## Instructions for the task
Copy out every line of the records below without changing anything.

*** Stored rows

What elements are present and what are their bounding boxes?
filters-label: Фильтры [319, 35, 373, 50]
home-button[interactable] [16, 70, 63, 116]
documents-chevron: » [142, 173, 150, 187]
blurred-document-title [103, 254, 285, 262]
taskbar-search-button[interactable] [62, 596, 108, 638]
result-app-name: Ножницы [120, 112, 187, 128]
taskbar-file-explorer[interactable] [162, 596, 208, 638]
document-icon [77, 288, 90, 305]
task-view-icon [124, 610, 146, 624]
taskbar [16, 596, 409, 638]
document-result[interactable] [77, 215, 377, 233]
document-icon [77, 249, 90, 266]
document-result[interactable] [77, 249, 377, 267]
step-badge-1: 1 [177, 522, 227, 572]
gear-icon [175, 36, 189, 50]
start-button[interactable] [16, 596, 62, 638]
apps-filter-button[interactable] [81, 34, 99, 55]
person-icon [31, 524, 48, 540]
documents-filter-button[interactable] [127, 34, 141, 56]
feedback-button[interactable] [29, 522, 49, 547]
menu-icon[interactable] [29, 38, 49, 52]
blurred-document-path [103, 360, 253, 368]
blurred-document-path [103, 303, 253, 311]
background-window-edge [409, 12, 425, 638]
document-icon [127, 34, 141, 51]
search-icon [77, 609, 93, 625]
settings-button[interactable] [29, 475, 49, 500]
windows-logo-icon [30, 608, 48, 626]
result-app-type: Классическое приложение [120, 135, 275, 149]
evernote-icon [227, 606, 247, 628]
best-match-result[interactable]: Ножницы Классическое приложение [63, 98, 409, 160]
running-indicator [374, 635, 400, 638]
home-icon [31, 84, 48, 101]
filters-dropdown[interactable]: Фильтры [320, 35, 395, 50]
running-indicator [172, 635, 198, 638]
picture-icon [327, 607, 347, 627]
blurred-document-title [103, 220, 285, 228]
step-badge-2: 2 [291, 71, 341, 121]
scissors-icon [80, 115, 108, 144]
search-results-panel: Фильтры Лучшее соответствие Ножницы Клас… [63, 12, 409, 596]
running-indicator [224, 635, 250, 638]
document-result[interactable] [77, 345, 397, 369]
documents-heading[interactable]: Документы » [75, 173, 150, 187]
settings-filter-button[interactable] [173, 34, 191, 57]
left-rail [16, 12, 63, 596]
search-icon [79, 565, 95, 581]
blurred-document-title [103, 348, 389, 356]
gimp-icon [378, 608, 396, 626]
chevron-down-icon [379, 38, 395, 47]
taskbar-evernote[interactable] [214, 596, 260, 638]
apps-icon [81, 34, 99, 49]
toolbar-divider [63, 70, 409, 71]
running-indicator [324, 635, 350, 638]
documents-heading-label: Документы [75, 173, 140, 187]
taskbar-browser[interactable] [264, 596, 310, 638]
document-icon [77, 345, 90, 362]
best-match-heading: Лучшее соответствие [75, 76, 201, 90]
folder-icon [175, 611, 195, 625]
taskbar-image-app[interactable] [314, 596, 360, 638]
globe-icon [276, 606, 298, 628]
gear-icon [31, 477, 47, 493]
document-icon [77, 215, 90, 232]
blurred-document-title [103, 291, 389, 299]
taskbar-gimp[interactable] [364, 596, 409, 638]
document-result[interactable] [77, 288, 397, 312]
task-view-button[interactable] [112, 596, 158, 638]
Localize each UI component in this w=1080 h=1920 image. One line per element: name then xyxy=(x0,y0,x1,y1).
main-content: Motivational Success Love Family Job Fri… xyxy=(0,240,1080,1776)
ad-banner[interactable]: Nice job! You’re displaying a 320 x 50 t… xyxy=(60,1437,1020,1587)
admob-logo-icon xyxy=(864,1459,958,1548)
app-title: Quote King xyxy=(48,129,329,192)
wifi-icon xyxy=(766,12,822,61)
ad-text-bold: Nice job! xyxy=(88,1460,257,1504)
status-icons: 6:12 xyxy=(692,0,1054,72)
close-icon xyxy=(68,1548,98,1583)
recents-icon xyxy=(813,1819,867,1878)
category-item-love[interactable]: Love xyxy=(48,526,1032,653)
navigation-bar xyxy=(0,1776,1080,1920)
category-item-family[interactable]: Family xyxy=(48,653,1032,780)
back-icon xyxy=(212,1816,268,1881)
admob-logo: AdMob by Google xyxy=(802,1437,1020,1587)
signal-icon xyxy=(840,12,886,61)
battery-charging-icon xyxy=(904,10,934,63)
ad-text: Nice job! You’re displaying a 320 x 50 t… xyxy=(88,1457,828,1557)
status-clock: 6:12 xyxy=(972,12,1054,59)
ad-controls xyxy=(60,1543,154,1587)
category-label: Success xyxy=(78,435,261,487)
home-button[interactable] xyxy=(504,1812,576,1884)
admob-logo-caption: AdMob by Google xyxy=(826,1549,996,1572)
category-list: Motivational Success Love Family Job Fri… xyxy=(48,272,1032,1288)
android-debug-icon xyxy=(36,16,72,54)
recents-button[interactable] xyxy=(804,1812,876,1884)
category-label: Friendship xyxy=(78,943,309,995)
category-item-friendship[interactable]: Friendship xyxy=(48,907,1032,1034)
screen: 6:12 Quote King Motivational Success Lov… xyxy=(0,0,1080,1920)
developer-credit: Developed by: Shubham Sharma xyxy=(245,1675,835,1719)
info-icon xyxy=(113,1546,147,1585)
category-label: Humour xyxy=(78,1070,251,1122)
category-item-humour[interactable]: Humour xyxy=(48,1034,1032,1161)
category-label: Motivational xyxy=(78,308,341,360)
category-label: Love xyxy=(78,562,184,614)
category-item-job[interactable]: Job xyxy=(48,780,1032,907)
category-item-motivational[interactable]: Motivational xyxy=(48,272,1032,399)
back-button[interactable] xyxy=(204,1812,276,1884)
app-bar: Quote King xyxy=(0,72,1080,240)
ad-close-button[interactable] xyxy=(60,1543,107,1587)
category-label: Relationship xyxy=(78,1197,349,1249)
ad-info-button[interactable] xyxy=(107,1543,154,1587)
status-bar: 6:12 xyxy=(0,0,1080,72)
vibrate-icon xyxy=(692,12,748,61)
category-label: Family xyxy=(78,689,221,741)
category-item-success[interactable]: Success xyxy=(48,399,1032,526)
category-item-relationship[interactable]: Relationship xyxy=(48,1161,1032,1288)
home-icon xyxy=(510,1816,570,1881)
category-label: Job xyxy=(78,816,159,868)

******

## Exercise output
What elements are present and what are their bounding boxes?
filters-label: Фильтры [319, 35, 373, 50]
home-button[interactable] [16, 70, 63, 116]
documents-chevron: » [142, 173, 150, 187]
blurred-document-title [103, 254, 285, 262]
taskbar-search-button[interactable] [62, 596, 108, 638]
result-app-name: Ножницы [120, 112, 187, 128]
taskbar-file-explorer[interactable] [162, 596, 208, 638]
document-icon [77, 288, 90, 305]
task-view-icon [124, 610, 146, 624]
taskbar [16, 596, 409, 638]
document-result[interactable] [77, 215, 377, 233]
document-icon [77, 249, 90, 266]
document-result[interactable] [77, 249, 377, 267]
step-badge-1: 1 [177, 522, 227, 572]
gear-icon [175, 36, 189, 50]
start-button[interactable] [16, 596, 62, 638]
apps-filter-button[interactable] [81, 34, 99, 55]
person-icon [31, 524, 48, 540]
documents-filter-button[interactable] [127, 34, 141, 56]
feedback-button[interactable] [29, 522, 49, 547]
menu-icon[interactable] [29, 38, 49, 52]
blurred-document-path [103, 360, 253, 368]
blurred-document-path [103, 303, 253, 311]
background-window-edge [409, 12, 425, 638]
document-icon [127, 34, 141, 51]
search-icon [77, 609, 93, 625]
settings-button[interactable] [29, 475, 49, 500]
windows-logo-icon [30, 608, 48, 626]
result-app-type: Классическое приложение [120, 135, 275, 149]
evernote-icon [227, 606, 247, 628]
best-match-result[interactable]: Ножницы Классическое приложение [63, 98, 409, 160]
running-indicator [374, 635, 400, 638]
home-icon [31, 84, 48, 101]
filters-dropdown[interactable]: Фильтры [320, 35, 395, 50]
running-indicator [172, 635, 198, 638]
picture-icon [327, 607, 347, 627]
blurred-document-title [103, 220, 285, 228]
step-badge-2: 2 [291, 71, 341, 121]
scissors-icon [80, 115, 108, 144]
search-results-panel: Фильтры Лучшее соответствие Ножницы Клас… [63, 12, 409, 596]
running-indicator [224, 635, 250, 638]
document-result[interactable] [77, 345, 397, 369]
documents-heading[interactable]: Документы » [75, 173, 150, 187]
settings-filter-button[interactable] [173, 34, 191, 57]
left-rail [16, 12, 63, 596]
search-icon [79, 565, 95, 581]
blurred-document-title [103, 348, 389, 356]
gimp-icon [378, 608, 396, 626]
chevron-down-icon [379, 38, 395, 47]
taskbar-evernote[interactable] [214, 596, 260, 638]
apps-icon [81, 34, 99, 49]
toolbar-divider [63, 70, 409, 71]
running-indicator [324, 635, 350, 638]
documents-heading-label: Документы [75, 173, 140, 187]
taskbar-browser[interactable] [264, 596, 310, 638]
document-icon [77, 345, 90, 362]
best-match-heading: Лучшее соответствие [75, 76, 201, 90]
folder-icon [175, 611, 195, 625]
taskbar-image-app[interactable] [314, 596, 360, 638]
globe-icon [276, 606, 298, 628]
gear-icon [31, 477, 47, 493]
document-icon [77, 215, 90, 232]
blurred-document-title [103, 291, 389, 299]
taskbar-gimp[interactable] [364, 596, 409, 638]
document-result[interactable] [77, 288, 397, 312]
task-view-button[interactable] [112, 596, 158, 638]
Localize each UI component in this w=1080 h=1920 image. One line per element: name then xyxy=(x0,y0,x1,y1).
main-content: Motivational Success Love Family Job Fri… xyxy=(0,240,1080,1776)
ad-banner[interactable]: Nice job! You’re displaying a 320 x 50 t… xyxy=(60,1437,1020,1587)
admob-logo-icon xyxy=(864,1459,958,1548)
app-title: Quote King xyxy=(48,129,329,192)
wifi-icon xyxy=(766,12,822,61)
ad-text-bold: Nice job! xyxy=(88,1460,257,1504)
status-icons: 6:12 xyxy=(692,0,1054,72)
close-icon xyxy=(68,1548,98,1583)
recents-icon xyxy=(813,1819,867,1878)
category-item-love[interactable]: Love xyxy=(48,526,1032,653)
navigation-bar xyxy=(0,1776,1080,1920)
category-item-family[interactable]: Family xyxy=(48,653,1032,780)
back-icon xyxy=(212,1816,268,1881)
admob-logo: AdMob by Google xyxy=(802,1437,1020,1587)
signal-icon xyxy=(840,12,886,61)
battery-charging-icon xyxy=(904,10,934,63)
ad-text: Nice job! You’re displaying a 320 x 50 t… xyxy=(88,1457,828,1557)
status-clock: 6:12 xyxy=(972,12,1054,59)
ad-controls xyxy=(60,1543,154,1587)
category-label: Success xyxy=(78,435,261,487)
home-button[interactable] xyxy=(504,1812,576,1884)
admob-logo-caption: AdMob by Google xyxy=(826,1549,996,1572)
category-list: Motivational Success Love Family Job Fri… xyxy=(48,272,1032,1288)
android-debug-icon xyxy=(36,16,72,54)
recents-button[interactable] xyxy=(804,1812,876,1884)
category-label: Friendship xyxy=(78,943,309,995)
category-item-friendship[interactable]: Friendship xyxy=(48,907,1032,1034)
screen: 6:12 Quote King Motivational Success Lov… xyxy=(0,0,1080,1920)
developer-credit: Developed by: Shubham Sharma xyxy=(245,1675,835,1719)
info-icon xyxy=(113,1546,147,1585)
category-label: Humour xyxy=(78,1070,251,1122)
category-item-humour[interactable]: Humour xyxy=(48,1034,1032,1161)
category-label: Motivational xyxy=(78,308,341,360)
category-label: Love xyxy=(78,562,184,614)
category-item-job[interactable]: Job xyxy=(48,780,1032,907)
category-item-motivational[interactable]: Motivational xyxy=(48,272,1032,399)
back-button[interactable] xyxy=(204,1812,276,1884)
app-bar: Quote King xyxy=(0,72,1080,240)
ad-close-button[interactable] xyxy=(60,1543,107,1587)
category-label: Relationship xyxy=(78,1197,349,1249)
ad-info-button[interactable] xyxy=(107,1543,154,1587)
status-bar: 6:12 xyxy=(0,0,1080,72)
vibrate-icon xyxy=(692,12,748,61)
category-label: Family xyxy=(78,689,221,741)
category-item-success[interactable]: Success xyxy=(48,399,1032,526)
category-item-relationship[interactable]: Relationship xyxy=(48,1161,1032,1288)
home-icon xyxy=(510,1816,570,1881)
category-label: Job xyxy=(78,816,159,868)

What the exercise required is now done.